▶ [Schriftliche Aufgabe 1]
Schreiben Sie aus dem Text über Gilad Shalit den Abschnitt zwischen "Der Ingenieur Noam" und "französische Staatsbürger sind." wortgetreu ab, beide Stellen eingeschlossen.
▶ [Schriftliche Aufgabe 2]
Wie viele Häftlinge ließ Israel laut dem Text über Gilad Shalit als „Bezahlung“ für die Videoaufnahme frei, und wer waren sie?
▶ [Schriftliche Aufgabe 3]
Erklären Sie anhand des Textes über Gilad Shalit, warum sich Nicolas Sarkozy immer wieder für den Entführten eingesetzt hat.

▶ [Lesetext]
━━━━━━━━━━

Der junge Mann, der zwei Monate vor seinem 20. Geburtstag verschwunden ist, ist Israels bekanntester Unbekannter. Seit mehr als fünf Jahren ist Gilad Shalit allgegenwärtig, auf Fähnchen bei Demonstrationen, Postern in Klassenzimmern, T-Shirts oder auf lebensgroßen Pappkartons. Sein Name wurde bei jeder Gelegenheit erwähnt - in politischen Reden, bei jedem Schulabschlussfest, von Radio- und Fernsehmoderatoren, die täglich vorzählten, wie viele Tage Shalit schon in Gefangenschaft war. Auch die Gesichter seiner Eltern Aviva und Noam kennt jeder Israeli.

Der Ingenieur Noam Shalit, von Natur aus kein großer Redner und eher introvertiert, hat es in den bitteren Jahren des Kampfes um seinen Sohn gelernt, mit den Medien umzugehen, bei Versammlungen aufzutreten und mit Politikern und Botschaftern in Augenhöhe zu verkehren. Insbesondere Frankreichs Staatspräsident Nicolas Sarkozy hat sich immer wieder für den Entführten eingesetzt, weil die Shalits auch französische Staatsbürger sind.

Ein etwas plastischeres Bild von Gilad Shalit erhielt man durch eine 2:40 Minuten lange Videoaufnahme, die von seinen Entführern im Oktober 2009 herausgegeben wurde. Schon damals handelte es sich um ein Tauschgeschäft - als "Bezahlung" für das Lebenszeichen ließ Israel 20 weibliche palästinensische Häftlinge frei. In einer gebügelten grünen Uniform vor einer weißen Wand sitzend, las Shalit, manchmal scheu aufblickend, eine Botschaft von einem Blatt. "Ich hoffe, dass die gegenwärtige Regierung unter Benjamin Netanjahu nicht die Gelegenheit versäumen wird, den Handel abzuschließen, sodass ich meinen Traum wahrmachen und freikommen kann", hieß es darin. "Ich fühle mich gesundheitlich gut", sagte Shalit am Ende, "die Mujahedin von Isedin el-Kassam", also die heiligen Kämpfer des bewaffneten Arms der Hamas, "behandeln mich ausgezeichnet."

━━━━━━━━━━

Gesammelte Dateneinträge

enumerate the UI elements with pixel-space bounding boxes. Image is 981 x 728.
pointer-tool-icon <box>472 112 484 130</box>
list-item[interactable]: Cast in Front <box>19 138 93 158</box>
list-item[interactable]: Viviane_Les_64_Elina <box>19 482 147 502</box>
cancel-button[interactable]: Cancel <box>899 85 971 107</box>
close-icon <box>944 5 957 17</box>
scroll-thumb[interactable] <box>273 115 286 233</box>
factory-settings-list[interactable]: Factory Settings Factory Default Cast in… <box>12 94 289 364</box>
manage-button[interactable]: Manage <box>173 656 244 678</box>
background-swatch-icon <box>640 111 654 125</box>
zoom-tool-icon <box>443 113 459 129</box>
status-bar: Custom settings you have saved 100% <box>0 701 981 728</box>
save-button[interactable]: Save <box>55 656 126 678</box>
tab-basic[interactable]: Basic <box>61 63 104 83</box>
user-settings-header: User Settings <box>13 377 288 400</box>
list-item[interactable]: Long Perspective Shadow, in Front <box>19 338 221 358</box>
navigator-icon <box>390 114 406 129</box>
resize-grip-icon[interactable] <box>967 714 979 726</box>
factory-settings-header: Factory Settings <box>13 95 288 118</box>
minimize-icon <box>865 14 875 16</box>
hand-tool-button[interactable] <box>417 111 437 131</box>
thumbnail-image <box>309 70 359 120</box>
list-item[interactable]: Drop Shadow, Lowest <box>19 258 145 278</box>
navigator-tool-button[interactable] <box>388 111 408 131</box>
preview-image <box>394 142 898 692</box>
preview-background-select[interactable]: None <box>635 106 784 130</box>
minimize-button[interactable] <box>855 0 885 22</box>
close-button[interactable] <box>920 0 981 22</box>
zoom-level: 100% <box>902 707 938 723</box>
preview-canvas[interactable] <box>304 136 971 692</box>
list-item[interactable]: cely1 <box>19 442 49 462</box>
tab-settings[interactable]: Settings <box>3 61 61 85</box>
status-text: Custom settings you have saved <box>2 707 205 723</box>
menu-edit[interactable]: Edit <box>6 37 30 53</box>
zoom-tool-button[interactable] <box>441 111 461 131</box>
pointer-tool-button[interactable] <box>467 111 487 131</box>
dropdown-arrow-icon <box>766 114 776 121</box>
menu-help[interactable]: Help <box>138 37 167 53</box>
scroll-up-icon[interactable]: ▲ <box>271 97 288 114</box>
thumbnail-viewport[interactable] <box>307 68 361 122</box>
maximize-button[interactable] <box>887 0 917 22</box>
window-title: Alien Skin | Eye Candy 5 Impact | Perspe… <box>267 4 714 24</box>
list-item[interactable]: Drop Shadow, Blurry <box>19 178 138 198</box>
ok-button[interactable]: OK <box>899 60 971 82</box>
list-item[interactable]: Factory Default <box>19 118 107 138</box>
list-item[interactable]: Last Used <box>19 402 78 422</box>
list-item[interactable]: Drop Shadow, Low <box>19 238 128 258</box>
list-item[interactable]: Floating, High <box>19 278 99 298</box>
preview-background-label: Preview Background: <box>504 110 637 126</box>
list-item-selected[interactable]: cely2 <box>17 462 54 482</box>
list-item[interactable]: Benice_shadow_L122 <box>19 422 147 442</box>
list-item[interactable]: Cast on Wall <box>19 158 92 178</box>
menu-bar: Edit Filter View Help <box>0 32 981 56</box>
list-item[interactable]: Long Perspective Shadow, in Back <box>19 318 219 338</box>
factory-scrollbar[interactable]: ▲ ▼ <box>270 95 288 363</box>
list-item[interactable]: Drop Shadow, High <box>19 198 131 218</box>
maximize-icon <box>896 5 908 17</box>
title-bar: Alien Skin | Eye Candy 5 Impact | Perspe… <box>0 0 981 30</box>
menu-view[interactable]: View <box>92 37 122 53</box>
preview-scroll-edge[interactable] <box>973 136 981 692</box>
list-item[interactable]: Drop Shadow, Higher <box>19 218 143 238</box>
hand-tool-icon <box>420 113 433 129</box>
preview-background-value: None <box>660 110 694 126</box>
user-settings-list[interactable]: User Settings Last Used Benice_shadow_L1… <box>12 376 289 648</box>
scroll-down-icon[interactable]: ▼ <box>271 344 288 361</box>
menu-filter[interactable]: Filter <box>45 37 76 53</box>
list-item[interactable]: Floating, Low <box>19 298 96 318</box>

━━━━━━━━━━

▶ [Ergebnis 1]
Der Ingenieur Noam Shalit, von Natur aus kein großer Redner und eher introvertiert, hat es in den bitteren Jahren des Kampfes um seinen Sohn gelernt, mit den Medien umzugehen, bei Versammlungen aufzutreten und mit Politikern und Botschaftern in Augenhöhe zu verkehren. Insbesondere Frankreichs Staatspräsident Nicolas Sarkozy hat sich immer wieder für den Entführten eingesetzt, weil die Shalits auch französische Staatsbürger sind.

▶ [Ergebnis 2]
Israel ließ 20 weibliche palästinensische Häftlinge frei.

▶ [Ergebnis 3]
Frankreichs Staatspräsident Nicolas Sarkozy setzte sich immer wieder für Gilad Shalit ein, weil die Shalits auch französische Staatsbürger sind.